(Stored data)
━━━

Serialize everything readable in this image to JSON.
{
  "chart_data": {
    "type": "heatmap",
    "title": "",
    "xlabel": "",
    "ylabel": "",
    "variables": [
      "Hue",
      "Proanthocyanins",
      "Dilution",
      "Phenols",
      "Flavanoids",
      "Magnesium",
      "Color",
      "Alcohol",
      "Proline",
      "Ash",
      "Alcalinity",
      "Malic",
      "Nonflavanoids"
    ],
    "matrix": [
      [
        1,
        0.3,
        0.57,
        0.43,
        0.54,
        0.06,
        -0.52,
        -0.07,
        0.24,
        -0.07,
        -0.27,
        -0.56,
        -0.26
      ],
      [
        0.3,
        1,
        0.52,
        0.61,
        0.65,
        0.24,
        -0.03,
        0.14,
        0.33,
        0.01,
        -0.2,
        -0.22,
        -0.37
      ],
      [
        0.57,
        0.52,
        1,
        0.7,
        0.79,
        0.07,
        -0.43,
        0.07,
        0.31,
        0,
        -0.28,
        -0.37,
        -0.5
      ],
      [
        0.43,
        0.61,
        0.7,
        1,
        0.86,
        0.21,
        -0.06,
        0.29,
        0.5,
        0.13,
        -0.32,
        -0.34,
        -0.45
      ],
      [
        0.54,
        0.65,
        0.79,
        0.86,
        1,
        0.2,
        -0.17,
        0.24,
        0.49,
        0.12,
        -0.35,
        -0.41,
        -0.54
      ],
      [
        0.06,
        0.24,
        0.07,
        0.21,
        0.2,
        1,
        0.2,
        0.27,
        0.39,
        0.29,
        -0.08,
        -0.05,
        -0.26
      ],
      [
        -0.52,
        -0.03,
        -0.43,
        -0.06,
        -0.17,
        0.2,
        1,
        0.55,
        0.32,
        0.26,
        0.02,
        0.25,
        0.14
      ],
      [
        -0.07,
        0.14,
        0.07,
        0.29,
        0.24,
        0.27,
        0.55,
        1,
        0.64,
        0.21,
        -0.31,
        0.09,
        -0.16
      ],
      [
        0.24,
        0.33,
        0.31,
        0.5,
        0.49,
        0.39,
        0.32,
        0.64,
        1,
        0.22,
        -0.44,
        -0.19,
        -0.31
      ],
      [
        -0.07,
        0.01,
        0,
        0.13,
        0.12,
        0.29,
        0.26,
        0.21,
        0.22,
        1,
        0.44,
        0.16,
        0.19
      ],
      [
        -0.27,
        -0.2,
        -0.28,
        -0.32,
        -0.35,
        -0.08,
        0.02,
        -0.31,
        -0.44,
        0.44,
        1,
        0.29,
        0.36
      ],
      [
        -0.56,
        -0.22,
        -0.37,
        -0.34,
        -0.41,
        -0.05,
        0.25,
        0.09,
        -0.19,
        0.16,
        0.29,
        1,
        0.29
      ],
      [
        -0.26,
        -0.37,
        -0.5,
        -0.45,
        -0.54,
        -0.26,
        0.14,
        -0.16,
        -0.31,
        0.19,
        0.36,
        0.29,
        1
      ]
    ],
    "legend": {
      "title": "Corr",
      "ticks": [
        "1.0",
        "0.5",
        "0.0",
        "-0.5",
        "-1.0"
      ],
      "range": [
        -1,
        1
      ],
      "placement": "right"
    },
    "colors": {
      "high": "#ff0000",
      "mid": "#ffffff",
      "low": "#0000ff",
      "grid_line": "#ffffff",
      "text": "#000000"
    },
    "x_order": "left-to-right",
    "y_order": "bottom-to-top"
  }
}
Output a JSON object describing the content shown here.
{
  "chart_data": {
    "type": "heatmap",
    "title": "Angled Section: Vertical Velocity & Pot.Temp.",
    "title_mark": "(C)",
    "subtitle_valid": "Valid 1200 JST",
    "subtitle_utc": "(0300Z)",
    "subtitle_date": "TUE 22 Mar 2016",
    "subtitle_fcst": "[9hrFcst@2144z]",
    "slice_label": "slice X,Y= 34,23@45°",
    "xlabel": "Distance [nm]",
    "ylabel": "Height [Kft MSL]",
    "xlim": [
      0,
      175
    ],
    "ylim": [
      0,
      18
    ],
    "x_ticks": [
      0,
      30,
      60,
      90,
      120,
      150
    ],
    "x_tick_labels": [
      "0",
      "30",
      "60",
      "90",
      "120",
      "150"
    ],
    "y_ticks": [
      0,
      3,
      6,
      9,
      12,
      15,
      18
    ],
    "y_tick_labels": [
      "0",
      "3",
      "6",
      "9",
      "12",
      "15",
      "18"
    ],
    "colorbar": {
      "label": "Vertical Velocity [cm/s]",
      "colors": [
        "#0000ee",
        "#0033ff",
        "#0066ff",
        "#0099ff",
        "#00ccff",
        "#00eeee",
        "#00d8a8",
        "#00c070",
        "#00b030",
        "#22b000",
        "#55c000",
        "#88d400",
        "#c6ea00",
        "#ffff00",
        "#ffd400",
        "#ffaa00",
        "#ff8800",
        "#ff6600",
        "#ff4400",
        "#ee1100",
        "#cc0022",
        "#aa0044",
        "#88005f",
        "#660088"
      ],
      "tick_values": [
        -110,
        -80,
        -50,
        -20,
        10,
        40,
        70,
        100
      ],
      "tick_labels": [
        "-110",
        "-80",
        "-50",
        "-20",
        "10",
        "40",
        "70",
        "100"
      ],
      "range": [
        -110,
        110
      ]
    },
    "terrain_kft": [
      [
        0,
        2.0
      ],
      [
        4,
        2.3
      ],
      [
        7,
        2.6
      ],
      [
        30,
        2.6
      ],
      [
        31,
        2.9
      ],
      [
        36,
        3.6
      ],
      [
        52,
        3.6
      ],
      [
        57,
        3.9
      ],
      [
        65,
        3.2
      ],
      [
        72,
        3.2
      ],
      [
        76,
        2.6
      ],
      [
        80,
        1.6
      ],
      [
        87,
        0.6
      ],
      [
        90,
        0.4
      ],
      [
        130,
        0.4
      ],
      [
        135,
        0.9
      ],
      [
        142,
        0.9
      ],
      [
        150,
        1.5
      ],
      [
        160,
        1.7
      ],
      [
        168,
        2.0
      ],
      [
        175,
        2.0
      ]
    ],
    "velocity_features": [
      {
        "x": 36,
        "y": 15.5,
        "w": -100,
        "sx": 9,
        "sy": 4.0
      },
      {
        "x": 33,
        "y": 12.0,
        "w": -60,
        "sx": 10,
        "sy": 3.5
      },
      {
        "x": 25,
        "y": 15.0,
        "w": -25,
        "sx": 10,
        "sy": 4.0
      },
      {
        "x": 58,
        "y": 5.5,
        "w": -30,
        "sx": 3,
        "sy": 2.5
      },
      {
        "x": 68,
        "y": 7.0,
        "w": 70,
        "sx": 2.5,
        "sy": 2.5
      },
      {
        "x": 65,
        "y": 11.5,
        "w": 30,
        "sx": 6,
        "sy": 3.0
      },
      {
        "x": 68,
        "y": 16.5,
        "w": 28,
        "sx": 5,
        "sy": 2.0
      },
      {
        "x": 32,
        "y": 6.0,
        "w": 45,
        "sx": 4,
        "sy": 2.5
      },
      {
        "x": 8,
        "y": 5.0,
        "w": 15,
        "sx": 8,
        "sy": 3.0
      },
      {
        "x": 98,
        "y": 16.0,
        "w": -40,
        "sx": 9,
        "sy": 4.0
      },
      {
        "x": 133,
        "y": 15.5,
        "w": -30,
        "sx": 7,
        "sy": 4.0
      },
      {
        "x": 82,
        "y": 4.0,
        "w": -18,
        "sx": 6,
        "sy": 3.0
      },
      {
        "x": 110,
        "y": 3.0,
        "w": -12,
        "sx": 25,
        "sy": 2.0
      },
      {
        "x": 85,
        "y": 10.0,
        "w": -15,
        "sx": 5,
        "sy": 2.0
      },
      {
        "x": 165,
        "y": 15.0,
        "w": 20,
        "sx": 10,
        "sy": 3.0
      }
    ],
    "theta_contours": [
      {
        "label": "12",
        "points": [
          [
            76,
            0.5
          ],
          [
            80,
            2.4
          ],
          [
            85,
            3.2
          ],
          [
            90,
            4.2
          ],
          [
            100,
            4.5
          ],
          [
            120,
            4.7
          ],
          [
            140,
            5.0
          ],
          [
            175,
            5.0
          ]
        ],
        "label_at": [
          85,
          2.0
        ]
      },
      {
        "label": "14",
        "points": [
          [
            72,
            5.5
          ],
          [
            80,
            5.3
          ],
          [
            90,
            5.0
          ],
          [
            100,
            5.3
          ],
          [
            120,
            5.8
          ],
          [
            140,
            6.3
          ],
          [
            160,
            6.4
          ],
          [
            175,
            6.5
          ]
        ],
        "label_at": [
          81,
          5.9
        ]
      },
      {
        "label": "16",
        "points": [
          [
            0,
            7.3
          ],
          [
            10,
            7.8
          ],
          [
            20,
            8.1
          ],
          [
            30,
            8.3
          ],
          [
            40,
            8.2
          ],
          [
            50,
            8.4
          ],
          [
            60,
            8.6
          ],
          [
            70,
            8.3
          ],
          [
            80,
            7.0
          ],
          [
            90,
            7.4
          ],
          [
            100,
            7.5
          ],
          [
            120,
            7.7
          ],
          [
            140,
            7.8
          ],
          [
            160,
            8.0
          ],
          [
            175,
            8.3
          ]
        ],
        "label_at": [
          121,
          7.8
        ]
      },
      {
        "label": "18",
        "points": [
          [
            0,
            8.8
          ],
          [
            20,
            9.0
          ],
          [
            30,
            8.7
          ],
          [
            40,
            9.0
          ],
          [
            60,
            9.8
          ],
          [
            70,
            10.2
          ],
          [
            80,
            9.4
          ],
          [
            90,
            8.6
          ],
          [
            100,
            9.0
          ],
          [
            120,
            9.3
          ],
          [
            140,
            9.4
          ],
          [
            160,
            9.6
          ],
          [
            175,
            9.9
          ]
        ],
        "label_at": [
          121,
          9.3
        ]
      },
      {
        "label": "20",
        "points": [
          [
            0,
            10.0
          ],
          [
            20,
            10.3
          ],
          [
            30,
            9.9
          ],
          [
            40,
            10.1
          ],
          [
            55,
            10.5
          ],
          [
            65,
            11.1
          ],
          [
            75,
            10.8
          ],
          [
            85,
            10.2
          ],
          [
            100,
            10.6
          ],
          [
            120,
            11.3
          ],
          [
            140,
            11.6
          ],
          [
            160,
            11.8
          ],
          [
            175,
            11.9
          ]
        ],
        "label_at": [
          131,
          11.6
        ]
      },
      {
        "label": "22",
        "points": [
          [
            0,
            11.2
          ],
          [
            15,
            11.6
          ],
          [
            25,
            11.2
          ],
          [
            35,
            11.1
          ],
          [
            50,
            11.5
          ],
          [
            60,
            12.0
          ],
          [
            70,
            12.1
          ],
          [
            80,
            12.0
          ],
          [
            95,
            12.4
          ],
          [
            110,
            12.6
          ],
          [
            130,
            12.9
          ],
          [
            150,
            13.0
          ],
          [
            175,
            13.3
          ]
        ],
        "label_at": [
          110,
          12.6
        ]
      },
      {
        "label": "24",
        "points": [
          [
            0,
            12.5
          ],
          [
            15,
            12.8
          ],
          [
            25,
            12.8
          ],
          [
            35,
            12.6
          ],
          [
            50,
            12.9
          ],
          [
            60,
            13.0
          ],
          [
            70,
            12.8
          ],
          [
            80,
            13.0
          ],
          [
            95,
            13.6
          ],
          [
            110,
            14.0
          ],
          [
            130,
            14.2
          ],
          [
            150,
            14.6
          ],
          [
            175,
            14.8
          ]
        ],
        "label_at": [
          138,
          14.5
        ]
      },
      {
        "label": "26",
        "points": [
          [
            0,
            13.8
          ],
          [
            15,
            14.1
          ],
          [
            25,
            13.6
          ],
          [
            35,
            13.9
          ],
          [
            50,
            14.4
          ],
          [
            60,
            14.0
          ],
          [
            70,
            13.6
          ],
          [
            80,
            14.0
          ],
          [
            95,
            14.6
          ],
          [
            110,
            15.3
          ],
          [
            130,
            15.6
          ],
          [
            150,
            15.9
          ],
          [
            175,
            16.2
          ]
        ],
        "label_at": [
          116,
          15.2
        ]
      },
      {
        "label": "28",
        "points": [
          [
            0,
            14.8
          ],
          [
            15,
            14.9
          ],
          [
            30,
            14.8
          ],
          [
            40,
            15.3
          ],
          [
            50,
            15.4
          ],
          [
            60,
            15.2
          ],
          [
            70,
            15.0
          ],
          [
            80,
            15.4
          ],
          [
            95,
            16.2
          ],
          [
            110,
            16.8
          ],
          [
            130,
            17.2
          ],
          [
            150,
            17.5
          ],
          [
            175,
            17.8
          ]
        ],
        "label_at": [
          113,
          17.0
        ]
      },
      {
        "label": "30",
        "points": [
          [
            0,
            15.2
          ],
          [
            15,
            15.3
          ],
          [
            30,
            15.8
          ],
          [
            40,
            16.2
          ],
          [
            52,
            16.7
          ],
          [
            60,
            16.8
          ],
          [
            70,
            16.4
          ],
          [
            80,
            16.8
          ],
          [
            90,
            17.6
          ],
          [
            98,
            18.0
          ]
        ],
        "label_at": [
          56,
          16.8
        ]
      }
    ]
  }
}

━━━

Problem »
Lines that hold the word "JSON" are the ones to return, every one of them.

Result »
Serialize everything readable in this image to JSON.
Output a JSON object describing the content shown here.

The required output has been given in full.